**Your goal:**
Select all lines holding the word "MACD" from the entries that follow.

(Rows from a dataset)
• • • • •

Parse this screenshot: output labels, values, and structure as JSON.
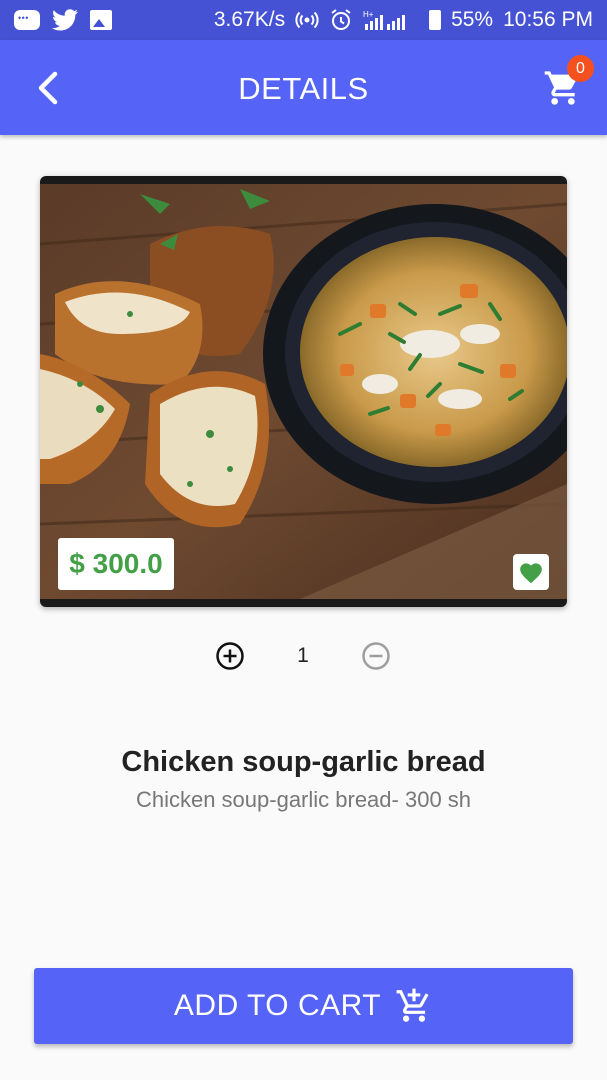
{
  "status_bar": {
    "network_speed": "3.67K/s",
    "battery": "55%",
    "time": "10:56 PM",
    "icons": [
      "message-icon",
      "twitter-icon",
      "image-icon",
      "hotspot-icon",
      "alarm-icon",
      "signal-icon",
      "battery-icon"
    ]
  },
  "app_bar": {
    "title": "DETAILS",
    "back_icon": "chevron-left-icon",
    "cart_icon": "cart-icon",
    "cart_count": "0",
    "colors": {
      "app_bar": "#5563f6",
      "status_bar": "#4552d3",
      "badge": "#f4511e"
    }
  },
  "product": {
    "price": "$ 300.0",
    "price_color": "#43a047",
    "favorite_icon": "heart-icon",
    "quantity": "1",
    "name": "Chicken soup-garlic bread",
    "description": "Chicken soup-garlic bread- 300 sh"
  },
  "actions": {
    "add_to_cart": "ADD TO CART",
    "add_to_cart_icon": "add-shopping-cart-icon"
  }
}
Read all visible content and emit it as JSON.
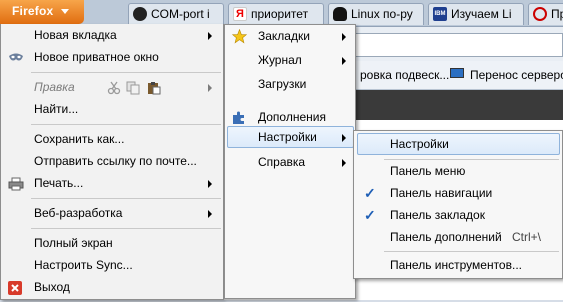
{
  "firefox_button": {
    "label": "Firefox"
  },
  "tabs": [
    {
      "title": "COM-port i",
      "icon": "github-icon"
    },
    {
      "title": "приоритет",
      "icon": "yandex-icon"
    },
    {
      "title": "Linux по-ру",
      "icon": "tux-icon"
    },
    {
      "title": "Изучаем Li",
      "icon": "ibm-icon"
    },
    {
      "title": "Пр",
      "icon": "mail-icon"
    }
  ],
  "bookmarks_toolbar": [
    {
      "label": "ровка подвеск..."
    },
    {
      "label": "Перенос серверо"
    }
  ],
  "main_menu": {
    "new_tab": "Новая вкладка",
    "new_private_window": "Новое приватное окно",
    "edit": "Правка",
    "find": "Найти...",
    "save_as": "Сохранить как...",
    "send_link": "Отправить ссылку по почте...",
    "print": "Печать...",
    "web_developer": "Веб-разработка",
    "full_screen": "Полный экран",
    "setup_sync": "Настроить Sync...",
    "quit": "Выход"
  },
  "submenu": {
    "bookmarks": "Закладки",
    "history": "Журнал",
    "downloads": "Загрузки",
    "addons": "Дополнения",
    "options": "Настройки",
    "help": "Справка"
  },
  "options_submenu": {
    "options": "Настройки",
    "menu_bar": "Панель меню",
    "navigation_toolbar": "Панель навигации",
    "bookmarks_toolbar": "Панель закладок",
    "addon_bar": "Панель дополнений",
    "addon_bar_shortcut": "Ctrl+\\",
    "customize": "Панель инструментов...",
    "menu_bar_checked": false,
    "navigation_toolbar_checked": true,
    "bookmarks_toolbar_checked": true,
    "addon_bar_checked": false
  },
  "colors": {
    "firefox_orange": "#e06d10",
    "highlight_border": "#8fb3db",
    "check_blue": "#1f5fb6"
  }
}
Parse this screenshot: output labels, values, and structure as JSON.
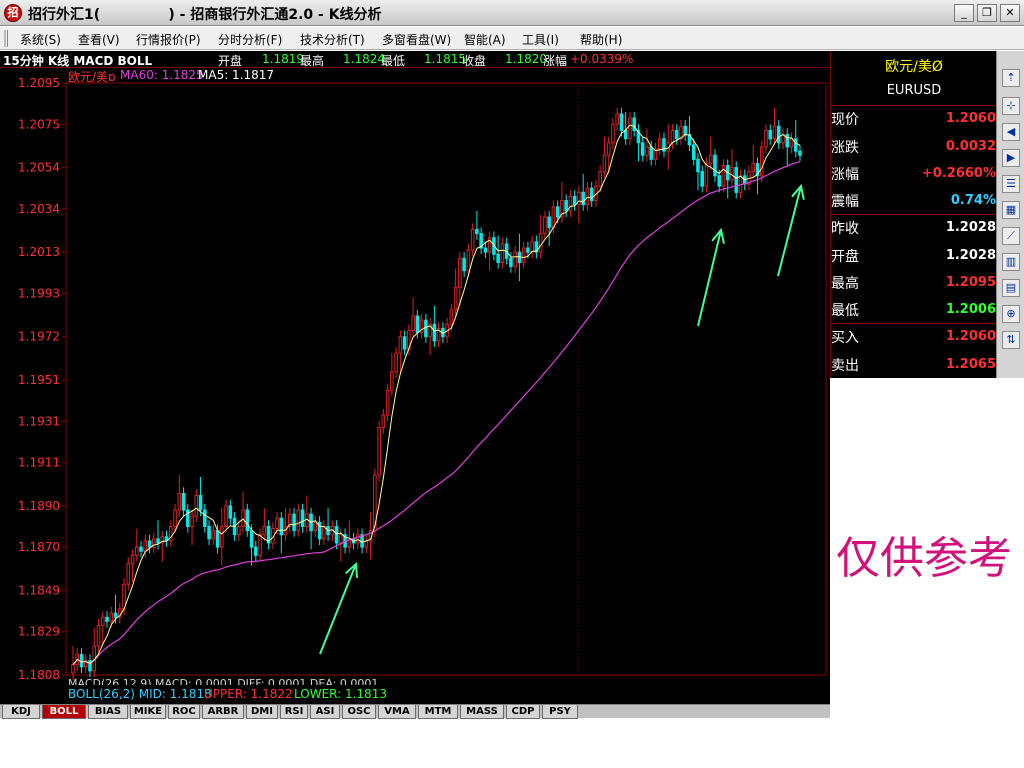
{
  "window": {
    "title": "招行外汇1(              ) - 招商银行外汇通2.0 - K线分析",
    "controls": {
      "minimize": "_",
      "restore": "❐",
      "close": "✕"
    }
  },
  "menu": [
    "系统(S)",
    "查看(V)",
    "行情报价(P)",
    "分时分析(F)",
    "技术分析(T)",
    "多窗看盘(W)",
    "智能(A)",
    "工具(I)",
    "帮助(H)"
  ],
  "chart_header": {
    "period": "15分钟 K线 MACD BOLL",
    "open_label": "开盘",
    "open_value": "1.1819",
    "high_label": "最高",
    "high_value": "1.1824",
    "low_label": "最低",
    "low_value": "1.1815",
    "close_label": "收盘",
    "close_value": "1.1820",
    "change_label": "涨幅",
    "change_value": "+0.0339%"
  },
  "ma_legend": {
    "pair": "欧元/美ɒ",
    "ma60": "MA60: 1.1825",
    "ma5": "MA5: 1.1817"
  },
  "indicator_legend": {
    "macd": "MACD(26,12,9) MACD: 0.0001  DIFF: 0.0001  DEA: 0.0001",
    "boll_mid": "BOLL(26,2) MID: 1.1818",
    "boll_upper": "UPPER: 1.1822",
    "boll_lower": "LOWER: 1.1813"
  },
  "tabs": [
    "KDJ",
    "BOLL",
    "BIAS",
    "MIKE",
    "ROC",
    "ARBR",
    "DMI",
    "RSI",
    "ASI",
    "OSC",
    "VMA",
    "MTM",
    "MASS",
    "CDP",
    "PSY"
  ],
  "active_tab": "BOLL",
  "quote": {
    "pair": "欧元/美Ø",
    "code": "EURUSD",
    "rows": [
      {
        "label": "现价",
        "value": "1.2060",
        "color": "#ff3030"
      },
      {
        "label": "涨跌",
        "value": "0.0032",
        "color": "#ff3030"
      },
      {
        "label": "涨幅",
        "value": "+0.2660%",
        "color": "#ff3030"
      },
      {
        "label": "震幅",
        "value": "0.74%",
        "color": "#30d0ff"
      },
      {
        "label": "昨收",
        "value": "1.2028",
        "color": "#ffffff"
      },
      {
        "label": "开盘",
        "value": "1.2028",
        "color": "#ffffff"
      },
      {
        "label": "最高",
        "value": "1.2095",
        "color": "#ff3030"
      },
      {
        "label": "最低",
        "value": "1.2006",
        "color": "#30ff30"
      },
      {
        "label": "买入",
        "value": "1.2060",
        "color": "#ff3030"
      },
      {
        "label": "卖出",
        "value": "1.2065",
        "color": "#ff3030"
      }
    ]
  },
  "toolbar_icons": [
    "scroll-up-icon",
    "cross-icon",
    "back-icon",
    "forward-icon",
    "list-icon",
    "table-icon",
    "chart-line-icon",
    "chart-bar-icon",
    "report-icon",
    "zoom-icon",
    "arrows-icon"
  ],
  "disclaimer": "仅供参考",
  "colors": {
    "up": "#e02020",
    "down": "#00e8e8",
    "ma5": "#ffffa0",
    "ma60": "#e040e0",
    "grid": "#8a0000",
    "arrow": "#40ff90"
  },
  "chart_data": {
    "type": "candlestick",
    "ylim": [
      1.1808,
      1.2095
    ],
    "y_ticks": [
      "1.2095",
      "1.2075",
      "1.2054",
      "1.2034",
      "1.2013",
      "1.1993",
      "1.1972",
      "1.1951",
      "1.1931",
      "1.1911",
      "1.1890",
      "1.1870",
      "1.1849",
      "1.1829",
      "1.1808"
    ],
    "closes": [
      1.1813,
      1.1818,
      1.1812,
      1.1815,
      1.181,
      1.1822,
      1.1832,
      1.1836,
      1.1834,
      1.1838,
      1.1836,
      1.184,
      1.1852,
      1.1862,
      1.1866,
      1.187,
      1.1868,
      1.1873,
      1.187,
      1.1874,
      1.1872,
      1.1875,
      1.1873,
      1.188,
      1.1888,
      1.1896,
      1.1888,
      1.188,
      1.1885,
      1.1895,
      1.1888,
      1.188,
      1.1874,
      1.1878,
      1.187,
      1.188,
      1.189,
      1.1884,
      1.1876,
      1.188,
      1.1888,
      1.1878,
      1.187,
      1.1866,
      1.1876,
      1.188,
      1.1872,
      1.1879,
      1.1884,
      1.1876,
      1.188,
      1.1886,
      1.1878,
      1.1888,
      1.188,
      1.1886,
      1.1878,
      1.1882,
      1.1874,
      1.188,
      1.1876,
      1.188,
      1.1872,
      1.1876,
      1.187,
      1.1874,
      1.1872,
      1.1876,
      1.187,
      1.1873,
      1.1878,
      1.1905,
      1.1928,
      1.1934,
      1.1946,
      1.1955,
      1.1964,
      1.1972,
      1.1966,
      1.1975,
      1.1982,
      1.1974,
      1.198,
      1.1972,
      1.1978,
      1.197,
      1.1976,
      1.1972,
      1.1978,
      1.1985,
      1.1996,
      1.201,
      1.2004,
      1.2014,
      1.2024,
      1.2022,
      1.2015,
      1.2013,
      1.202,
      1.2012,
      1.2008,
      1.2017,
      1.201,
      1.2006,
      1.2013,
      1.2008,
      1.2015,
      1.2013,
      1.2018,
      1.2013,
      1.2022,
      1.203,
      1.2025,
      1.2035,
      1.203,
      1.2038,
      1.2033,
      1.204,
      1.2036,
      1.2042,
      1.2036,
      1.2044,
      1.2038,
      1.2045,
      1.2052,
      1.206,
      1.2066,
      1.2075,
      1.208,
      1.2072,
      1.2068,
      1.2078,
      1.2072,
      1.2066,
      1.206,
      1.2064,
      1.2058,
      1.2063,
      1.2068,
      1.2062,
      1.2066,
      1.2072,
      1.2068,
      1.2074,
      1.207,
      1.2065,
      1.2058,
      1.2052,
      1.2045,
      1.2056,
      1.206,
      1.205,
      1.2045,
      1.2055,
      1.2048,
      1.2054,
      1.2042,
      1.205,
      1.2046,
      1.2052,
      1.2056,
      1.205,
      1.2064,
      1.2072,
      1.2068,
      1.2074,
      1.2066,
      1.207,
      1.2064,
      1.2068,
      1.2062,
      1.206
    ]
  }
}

• • • • •

**Written solution:**
    "period": "15分钟 K线 MACD BOLL",
    "macd": "MACD(26,12,9) MACD: 0.0001  DIFF: 0.0001  DEA: 0.0001",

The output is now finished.